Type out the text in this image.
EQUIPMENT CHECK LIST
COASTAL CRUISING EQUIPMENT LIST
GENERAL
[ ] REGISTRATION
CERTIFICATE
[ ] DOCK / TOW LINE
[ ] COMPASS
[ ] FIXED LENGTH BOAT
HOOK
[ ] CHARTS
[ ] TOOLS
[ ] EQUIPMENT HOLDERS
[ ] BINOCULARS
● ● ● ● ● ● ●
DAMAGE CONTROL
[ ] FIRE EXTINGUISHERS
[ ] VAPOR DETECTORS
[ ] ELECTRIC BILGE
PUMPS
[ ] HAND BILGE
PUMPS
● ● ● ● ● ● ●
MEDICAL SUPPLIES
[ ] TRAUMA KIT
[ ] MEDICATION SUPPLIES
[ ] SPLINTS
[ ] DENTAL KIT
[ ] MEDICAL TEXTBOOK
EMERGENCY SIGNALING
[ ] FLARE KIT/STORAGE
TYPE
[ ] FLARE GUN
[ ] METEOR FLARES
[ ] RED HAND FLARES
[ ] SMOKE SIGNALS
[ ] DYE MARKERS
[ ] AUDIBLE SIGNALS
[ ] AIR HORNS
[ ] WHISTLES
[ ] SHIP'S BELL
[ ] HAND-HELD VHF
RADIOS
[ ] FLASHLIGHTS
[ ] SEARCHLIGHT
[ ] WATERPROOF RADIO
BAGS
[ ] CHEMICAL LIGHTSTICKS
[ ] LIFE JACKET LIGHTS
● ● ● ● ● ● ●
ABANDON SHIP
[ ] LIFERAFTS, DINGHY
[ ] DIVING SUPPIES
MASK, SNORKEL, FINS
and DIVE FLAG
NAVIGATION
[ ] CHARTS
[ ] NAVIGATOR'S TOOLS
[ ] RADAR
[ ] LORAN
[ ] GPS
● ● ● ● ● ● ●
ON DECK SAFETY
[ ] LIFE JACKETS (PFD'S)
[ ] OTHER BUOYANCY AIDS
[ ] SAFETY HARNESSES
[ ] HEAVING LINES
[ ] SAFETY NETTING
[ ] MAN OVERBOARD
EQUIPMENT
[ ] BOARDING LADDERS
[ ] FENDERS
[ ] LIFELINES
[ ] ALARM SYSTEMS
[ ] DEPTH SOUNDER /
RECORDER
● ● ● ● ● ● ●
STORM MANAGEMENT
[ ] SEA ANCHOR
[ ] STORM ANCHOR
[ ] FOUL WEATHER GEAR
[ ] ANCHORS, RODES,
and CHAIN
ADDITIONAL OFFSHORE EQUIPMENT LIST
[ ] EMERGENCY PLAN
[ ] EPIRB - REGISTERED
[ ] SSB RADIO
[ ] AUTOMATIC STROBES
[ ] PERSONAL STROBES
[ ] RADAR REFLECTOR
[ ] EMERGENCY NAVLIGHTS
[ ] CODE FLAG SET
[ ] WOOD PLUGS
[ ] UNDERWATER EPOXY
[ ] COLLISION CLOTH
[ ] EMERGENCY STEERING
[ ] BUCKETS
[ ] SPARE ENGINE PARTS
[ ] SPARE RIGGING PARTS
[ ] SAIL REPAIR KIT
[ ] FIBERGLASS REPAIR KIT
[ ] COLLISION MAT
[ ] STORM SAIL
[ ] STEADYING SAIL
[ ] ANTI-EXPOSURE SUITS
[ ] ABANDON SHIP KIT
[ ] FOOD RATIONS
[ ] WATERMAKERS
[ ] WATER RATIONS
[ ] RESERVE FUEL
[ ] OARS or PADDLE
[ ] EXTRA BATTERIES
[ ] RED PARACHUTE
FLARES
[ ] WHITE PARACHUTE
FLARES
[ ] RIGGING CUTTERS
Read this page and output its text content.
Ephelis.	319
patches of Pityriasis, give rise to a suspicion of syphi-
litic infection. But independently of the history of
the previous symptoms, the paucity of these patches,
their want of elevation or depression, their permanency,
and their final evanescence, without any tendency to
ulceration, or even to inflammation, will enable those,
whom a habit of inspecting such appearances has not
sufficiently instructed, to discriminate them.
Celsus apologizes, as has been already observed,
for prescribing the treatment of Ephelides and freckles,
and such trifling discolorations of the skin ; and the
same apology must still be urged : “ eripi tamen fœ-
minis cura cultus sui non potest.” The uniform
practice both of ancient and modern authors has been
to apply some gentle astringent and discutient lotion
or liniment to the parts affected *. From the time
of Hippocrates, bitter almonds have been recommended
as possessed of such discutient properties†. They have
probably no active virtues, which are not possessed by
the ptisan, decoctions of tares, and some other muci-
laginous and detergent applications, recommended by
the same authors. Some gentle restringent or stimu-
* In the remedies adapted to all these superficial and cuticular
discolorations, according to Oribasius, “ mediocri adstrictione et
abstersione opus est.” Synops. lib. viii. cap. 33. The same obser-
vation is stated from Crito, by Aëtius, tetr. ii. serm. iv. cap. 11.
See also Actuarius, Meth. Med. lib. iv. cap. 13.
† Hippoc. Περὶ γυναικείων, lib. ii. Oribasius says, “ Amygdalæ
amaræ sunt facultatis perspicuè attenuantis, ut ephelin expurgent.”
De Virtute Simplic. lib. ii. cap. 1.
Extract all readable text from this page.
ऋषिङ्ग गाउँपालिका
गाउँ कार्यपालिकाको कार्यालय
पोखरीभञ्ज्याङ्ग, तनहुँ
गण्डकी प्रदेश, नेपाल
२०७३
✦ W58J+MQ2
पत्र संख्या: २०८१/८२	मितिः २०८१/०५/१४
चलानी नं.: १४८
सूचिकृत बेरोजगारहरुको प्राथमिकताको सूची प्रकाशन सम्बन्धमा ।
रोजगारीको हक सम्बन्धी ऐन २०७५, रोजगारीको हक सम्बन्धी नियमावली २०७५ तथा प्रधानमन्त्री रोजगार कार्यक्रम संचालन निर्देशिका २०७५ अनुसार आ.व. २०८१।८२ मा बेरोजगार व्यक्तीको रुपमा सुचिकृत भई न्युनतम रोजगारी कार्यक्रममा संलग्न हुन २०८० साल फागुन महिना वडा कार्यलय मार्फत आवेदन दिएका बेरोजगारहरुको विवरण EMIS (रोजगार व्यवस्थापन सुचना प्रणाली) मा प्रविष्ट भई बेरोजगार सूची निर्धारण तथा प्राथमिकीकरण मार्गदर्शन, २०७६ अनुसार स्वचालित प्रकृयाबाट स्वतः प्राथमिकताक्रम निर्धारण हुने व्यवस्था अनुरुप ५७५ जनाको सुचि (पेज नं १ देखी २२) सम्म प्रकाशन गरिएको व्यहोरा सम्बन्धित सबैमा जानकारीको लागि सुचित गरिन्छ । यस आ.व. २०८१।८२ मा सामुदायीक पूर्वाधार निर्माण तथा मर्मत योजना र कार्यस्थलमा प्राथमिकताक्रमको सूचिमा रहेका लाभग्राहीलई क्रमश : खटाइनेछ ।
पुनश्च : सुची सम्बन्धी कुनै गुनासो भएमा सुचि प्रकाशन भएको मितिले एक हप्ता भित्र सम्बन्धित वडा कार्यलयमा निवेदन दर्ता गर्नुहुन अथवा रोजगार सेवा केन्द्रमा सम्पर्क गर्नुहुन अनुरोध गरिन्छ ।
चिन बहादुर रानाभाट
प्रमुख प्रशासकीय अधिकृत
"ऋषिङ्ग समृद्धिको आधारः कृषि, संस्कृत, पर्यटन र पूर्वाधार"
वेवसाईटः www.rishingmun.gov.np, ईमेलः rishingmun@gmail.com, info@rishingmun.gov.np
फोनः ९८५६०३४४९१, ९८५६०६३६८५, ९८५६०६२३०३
******************************
Problem description -> Pick each line holding the word "SPARE" out of the listing.

Complete answer ->
[ ] SPARE ENGINE PARTS
[ ] SPARE RIGGING PARTS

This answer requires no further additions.